▽
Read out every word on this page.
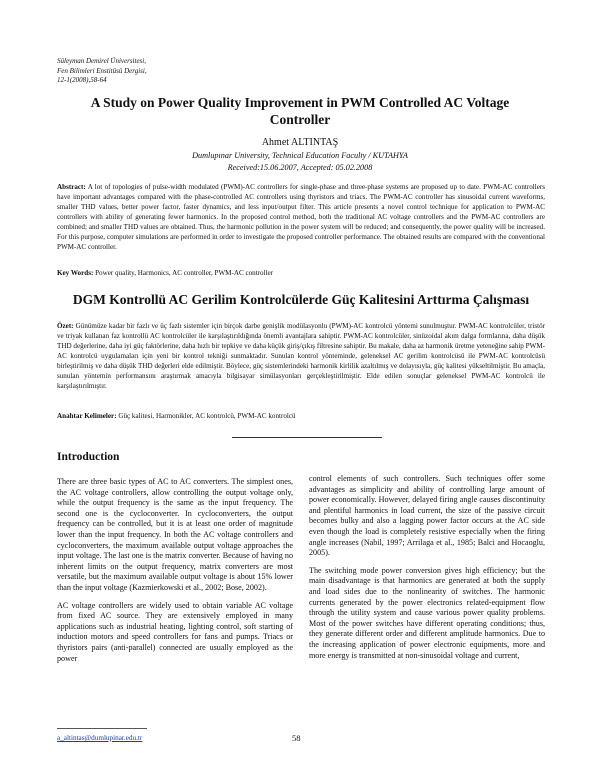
Süleyman Demirel Üniversitesi,
Fen Bilimleri Enstitüsü Dergisi,
12-1(2008),58-64
A Study on Power Quality Improvement in PWM Controlled AC Voltage Controller
Ahmet ALTINTAŞ
Dumlupınar University, Technical Education Faculty / KUTAHYA
Received:15.06.2007, Accepted: 05.02.2008
Abstract: A lot of topologies of pulse-width modulated (PWM)-AC controllers for single-phase and three-phase systems are proposed up to date. PWM-AC controllers have important advantages compared with the phase-controlled AC controllers using thyristors and triacs. The PWM-AC controller has sinusoidal current waveforms, smaller THD values, better power factor, faster dynamics, and less input/output filter. This article presents a novel control technique for application to PWM-AC controllers with ability of generating fewer harmonics. In the proposed control method, both the traditional AC voltage controllers and the PWM-AC controllers are combined; and smaller THD values are obtained. Thus, the harmonic pollution in the power system will be reduced; and consequently, the power quality will be increased. For this purpose, computer simulations are performed in order to investigate the proposed controller performance. The obtained results are compared with the conventional PWM-AC controller.
Key Words: Power quality, Harmonics, AC controller, PWM-AC controller
DGM Kontrollü AC Gerilim Kontrolcülerde Güç Kalitesini Arttırma Çalışması
Özet: Günümüze kadar bir fazlı ve üç fazlı sistemler için birçok darbe genişlik modülasyonlu (PWM)-AC kontrolcü yöntemi sunulmuştur. PWM-AC kontrolcüler, tristör ve triyak kullanan faz kontrollü AC kontrolcüler ile karşılaştırıldığında önemli avantajlara sahiptir. PWM-AC kontrolcüler, sinüzoidal akım dalga formlarına, daha düşük THD değerlerine, daha iyi güç faktörlerine, daha hızlı bir tepkiye ve daha küçük giriş/çıkış filtresine sahiptir. Bu makale, daha az harmonik üretme yeteneğine sahip PWM-AC kontrolcü uygulamaları için yeni bir kontrol tekniği sunmaktadır. Sunulan kontrol yönteminde, geleneksel AC gerilim kontrolcüsü ile PWM-AC kontrolcüsü birleştirilmiş ve daha düşük THD değerleri elde edilmiştir. Böylece, güç sistemlerindeki harmonik kirlilik azaltılmış ve dolayısıyla, güç kalitesi yükseltilmiştir. Bu amaçla, sunulan yöntemin performansını araştırmak amacıyla bilgisayar simülasyonları gerçekleştirilmiştir. Elde edilen sonuçlar geleneksel PWM-AC kontrolcü ile karşılaştırılmıştır.
Anahtar Kelimeler: Güç kalitesi, Harmonikler, AC kontrolcü, PWM-AC kontrolcü
Introduction

There are three basic types of AC to AC converters. The simplest ones, the AC voltage controllers, allow controlling the output voltage only, while the output frequency is the same as the input frequency. The second one is the cycloconverter. In cycloconverters, the output frequency can be controlled, but it is at least one order of magnitude lower than the input frequency. In both the AC voltage controllers and cycloconverters, the maximum available output voltage approaches the input voltage. The last one is the matrix converter. Because of having no inherent limits on the output frequency, matrix converters are most versatile, but the maximum available output voltage is about 15% lower than the input voltage (Kazmierkowski et al., 2002; Bose, 2002).

AC voltage controllers are widely used to obtain variable AC voltage from fixed AC source. They are extensively employed in many applications such as industrial heating, lighting control, soft starting of induction motors and speed controllers for fans and pumps. Triacs or thyristors pairs (anti-parallel) connected are usually employed as the power

control elements of such controllers. Such techniques offer some advantages as simplicity and ability of controlling large amount of power economically. However, delayed firing angle causes discontinuity and plentiful harmonics in load current, the size of the passive circuit becomes bulky and also a lagging power factor occurs at the AC side even though the load is completely resistive especially when the firing angle increases (Nabil, 1997; Arrilaga et al., 1985; Balci and Hocaoglu, 2005).

The switching mode power conversion gives high efficiency; but the main disadvantage is that harmonics are generated at both the supply and load sides due to the nonlinearity of switches. The harmonic currents generated by the power electronics related-equipment flow through the utility system and cause various power quality problems. Most of the power switches have different operating conditions; thus, they generate different order and different amplitude harmonics. Due to the increasing application of power electronic equipments, more and more energy is transmitted at non-sinusoidal voltage and current,

a_altintas@dumlupinar.edu.tr	58
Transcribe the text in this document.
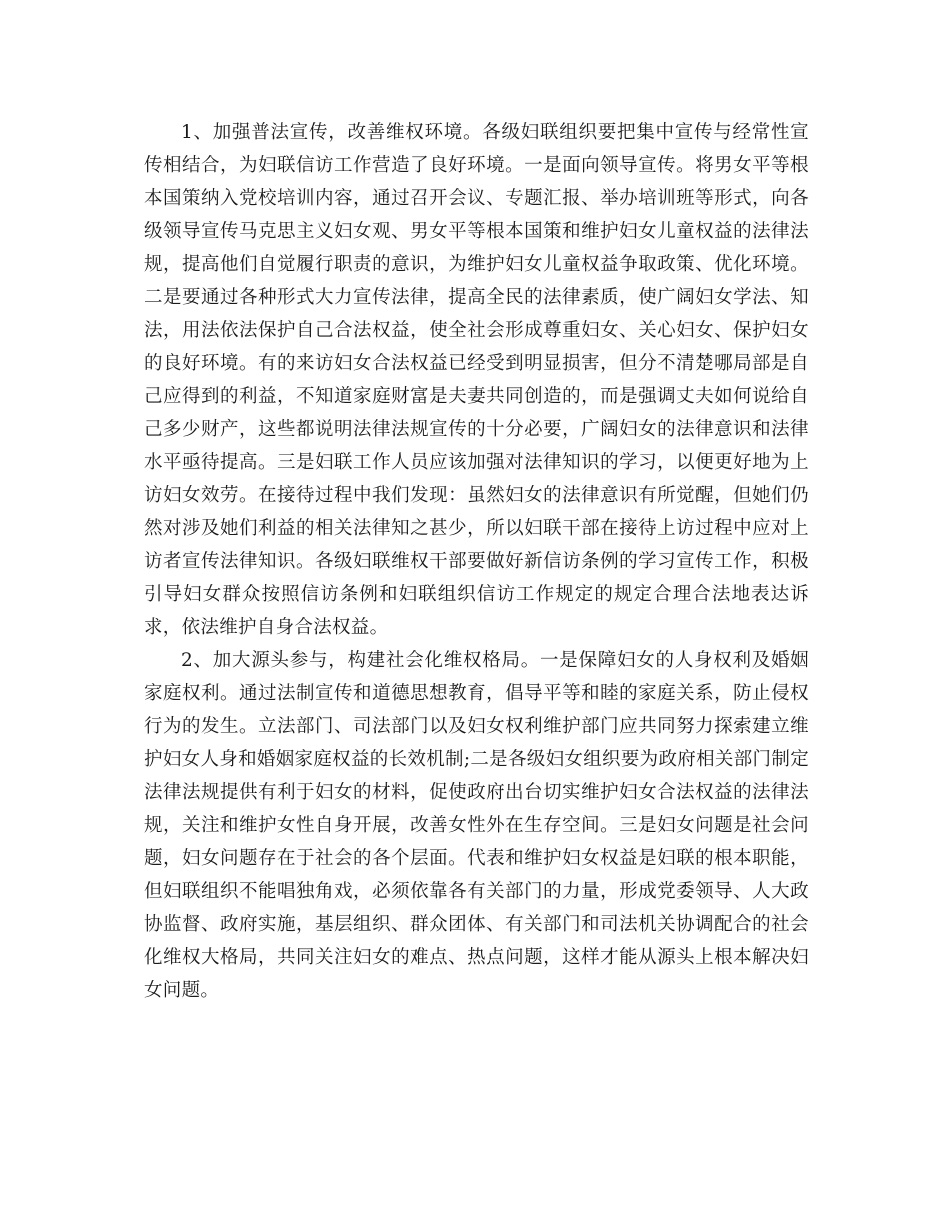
1、加强普法宣传，改善维权环境。各级妇联组织要把集中宣传与经常性宣传相结合，为妇联信访工作营造了良好环境。一是面向领导宣传。将男女平等根本国策纳入党校培训内容，通过召开会议、专题汇报、举办培训班等形式，向各级领导宣传马克思主义妇女观、男女平等根本国策和维护妇女儿童权益的法律法规，提高他们自觉履行职责的意识，为维护妇女儿童权益争取政策、优化环境。二是要通过各种形式大力宣传法律，提高全民的法律素质，使广阔妇女学法、知法，用法依法保护自己合法权益，使全社会形成尊重妇女、关心妇女、保护妇女的良好环境。有的来访妇女合法权益已经受到明显损害，但分不清楚哪局部是自己应得到的利益，不知道家庭财富是夫妻共同创造的，而是强调丈夫如何说给自己多少财产，这些都说明法律法规宣传的十分必要，广阔妇女的法律意识和法律水平亟待提高。三是妇联工作人员应该加强对法律知识的学习，以便更好地为上访妇女效劳。在接待过程中我们发现：虽然妇女的法律意识有所觉醒，但她们仍然对涉及她们利益的相关法律知之甚少，所以妇联干部在接待上访过程中应对上访者宣传法律知识。各级妇联维权干部要做好新信访条例的学习宣传工作，积极引导妇女群众按照信访条例和妇联组织信访工作规定的规定合理合法地表达诉求，依法维护自身合法权益。

2、加大源头参与，构建社会化维权格局。一是保障妇女的人身权利及婚姻家庭权利。通过法制宣传和道德思想教育，倡导平等和睦的家庭关系，防止侵权行为的发生。立法部门、司法部门以及妇女权利维护部门应共同努力探索建立维护妇女人身和婚姻家庭权益的长效机制;二是各级妇女组织要为政府相关部门制定法律法规提供有利于妇女的材料，促使政府出台切实维护妇女合法权益的法律法规，关注和维护女性自身开展，改善女性外在生存空间。三是妇女问题是社会问题，妇女问题存在于社会的各个层面。代表和维护妇女权益是妇联的根本职能，但妇联组织不能唱独角戏，必须依靠各有关部门的力量，形成党委领导、人大政协监督、政府实施，基层组织、群众团体、有关部门和司法机关协调配合的社会化维权大格局，共同关注妇女的难点、热点问题，这样才能从源头上根本解决妇女问题。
△
Job
Restate the full listing verbatim and drop every picture.

Response
Read out every word on this page.
Süleyman Demirel Üniversitesi,
Fen Bilimleri Enstitüsü Dergisi,
12-1(2008),58-64
A Study on Power Quality Improvement in PWM Controlled AC Voltage Controller
Ahmet ALTINTAŞ
Dumlupınar University, Technical Education Faculty / KUTAHYA
Received:15.06.2007, Accepted: 05.02.2008
Abstract: A lot of topologies of pulse-width modulated (PWM)-AC controllers for single-phase and three-phase systems are proposed up to date. PWM-AC controllers have important advantages compared with the phase-controlled AC controllers using thyristors and triacs. The PWM-AC controller has sinusoidal current waveforms, smaller THD values, better power factor, faster dynamics, and less input/output filter. This article presents a novel control technique for application to PWM-AC controllers with ability of generating fewer harmonics. In the proposed control method, both the traditional AC voltage controllers and the PWM-AC controllers are combined; and smaller THD values are obtained. Thus, the harmonic pollution in the power system will be reduced; and consequently, the power quality will be increased. For this purpose, computer simulations are performed in order to investigate the proposed controller performance. The obtained results are compared with the conventional PWM-AC controller.
Key Words: Power quality, Harmonics, AC controller, PWM-AC controller
DGM Kontrollü AC Gerilim Kontrolcülerde Güç Kalitesini Arttırma Çalışması
Özet: Günümüze kadar bir fazlı ve üç fazlı sistemler için birçok darbe genişlik modülasyonlu (PWM)-AC kontrolcü yöntemi sunulmuştur. PWM-AC kontrolcüler, tristör ve triyak kullanan faz kontrollü AC kontrolcüler ile karşılaştırıldığında önemli avantajlara sahiptir. PWM-AC kontrolcüler, sinüzoidal akım dalga formlarına, daha düşük THD değerlerine, daha iyi güç faktörlerine, daha hızlı bir tepkiye ve daha küçük giriş/çıkış filtresine sahiptir. Bu makale, daha az harmonik üretme yeteneğine sahip PWM-AC kontrolcü uygulamaları için yeni bir kontrol tekniği sunmaktadır. Sunulan kontrol yönteminde, geleneksel AC gerilim kontrolcüsü ile PWM-AC kontrolcüsü birleştirilmiş ve daha düşük THD değerleri elde edilmiştir. Böylece, güç sistemlerindeki harmonik kirlilik azaltılmış ve dolayısıyla, güç kalitesi yükseltilmiştir. Bu amaçla, sunulan yöntemin performansını araştırmak amacıyla bilgisayar simülasyonları gerçekleştirilmiştir. Elde edilen sonuçlar geleneksel PWM-AC kontrolcü ile karşılaştırılmıştır.
Anahtar Kelimeler: Güç kalitesi, Harmonikler, AC kontrolcü, PWM-AC kontrolcü
Introduction

There are three basic types of AC to AC converters. The simplest ones, the AC voltage controllers, allow controlling the output voltage only, while the output frequency is the same as the input frequency. The second one is the cycloconverter. In cycloconverters, the output frequency can be controlled, but it is at least one order of magnitude lower than the input frequency. In both the AC voltage controllers and cycloconverters, the maximum available output voltage approaches the input voltage. The last one is the matrix converter. Because of having no inherent limits on the output frequency, matrix converters are most versatile, but the maximum available output voltage is about 15% lower than the input voltage (Kazmierkowski et al., 2002; Bose, 2002).

AC voltage controllers are widely used to obtain variable AC voltage from fixed AC source. They are extensively employed in many applications such as industrial heating, lighting control, soft starting of induction motors and speed controllers for fans and pumps. Triacs or thyristors pairs (anti-parallel) connected are usually employed as the power

control elements of such controllers. Such techniques offer some advantages as simplicity and ability of controlling large amount of power economically. However, delayed firing angle causes discontinuity and plentiful harmonics in load current, the size of the passive circuit becomes bulky and also a lagging power factor occurs at the AC side even though the load is completely resistive especially when the firing angle increases (Nabil, 1997; Arrilaga et al., 1985; Balci and Hocaoglu, 2005).

The switching mode power conversion gives high efficiency; but the main disadvantage is that harmonics are generated at both the supply and load sides due to the nonlinearity of switches. The harmonic currents generated by the power electronics related-equipment flow through the utility system and cause various power quality problems. Most of the power switches have different operating conditions; thus, they generate different order and different amplitude harmonics. Due to the increasing application of power electronic equipments, more and more energy is transmitted at non-sinusoidal voltage and current,

a_altintas@dumlupinar.edu.tr	58
Transcribe the text in this document.
1、加强普法宣传，改善维权环境。各级妇联组织要把集中宣传与经常性宣传相结合，为妇联信访工作营造了良好环境。一是面向领导宣传。将男女平等根本国策纳入党校培训内容，通过召开会议、专题汇报、举办培训班等形式，向各级领导宣传马克思主义妇女观、男女平等根本国策和维护妇女儿童权益的法律法规，提高他们自觉履行职责的意识，为维护妇女儿童权益争取政策、优化环境。二是要通过各种形式大力宣传法律，提高全民的法律素质，使广阔妇女学法、知法，用法依法保护自己合法权益，使全社会形成尊重妇女、关心妇女、保护妇女的良好环境。有的来访妇女合法权益已经受到明显损害，但分不清楚哪局部是自己应得到的利益，不知道家庭财富是夫妻共同创造的，而是强调丈夫如何说给自己多少财产，这些都说明法律法规宣传的十分必要，广阔妇女的法律意识和法律水平亟待提高。三是妇联工作人员应该加强对法律知识的学习，以便更好地为上访妇女效劳。在接待过程中我们发现：虽然妇女的法律意识有所觉醒，但她们仍然对涉及她们利益的相关法律知之甚少，所以妇联干部在接待上访过程中应对上访者宣传法律知识。各级妇联维权干部要做好新信访条例的学习宣传工作，积极引导妇女群众按照信访条例和妇联组织信访工作规定的规定合理合法地表达诉求，依法维护自身合法权益。

2、加大源头参与，构建社会化维权格局。一是保障妇女的人身权利及婚姻家庭权利。通过法制宣传和道德思想教育，倡导平等和睦的家庭关系，防止侵权行为的发生。立法部门、司法部门以及妇女权利维护部门应共同努力探索建立维护妇女人身和婚姻家庭权益的长效机制;二是各级妇女组织要为政府相关部门制定法律法规提供有利于妇女的材料，促使政府出台切实维护妇女合法权益的法律法规，关注和维护女性自身开展，改善女性外在生存空间。三是妇女问题是社会问题，妇女问题存在于社会的各个层面。代表和维护妇女权益是妇联的根本职能，但妇联组织不能唱独角戏，必须依靠各有关部门的力量，形成党委领导、人大政协监督、政府实施，基层组织、群众团体、有关部门和司法机关协调配合的社会化维权大格局，共同关注妇女的难点、热点问题，这样才能从源头上根本解决妇女问题。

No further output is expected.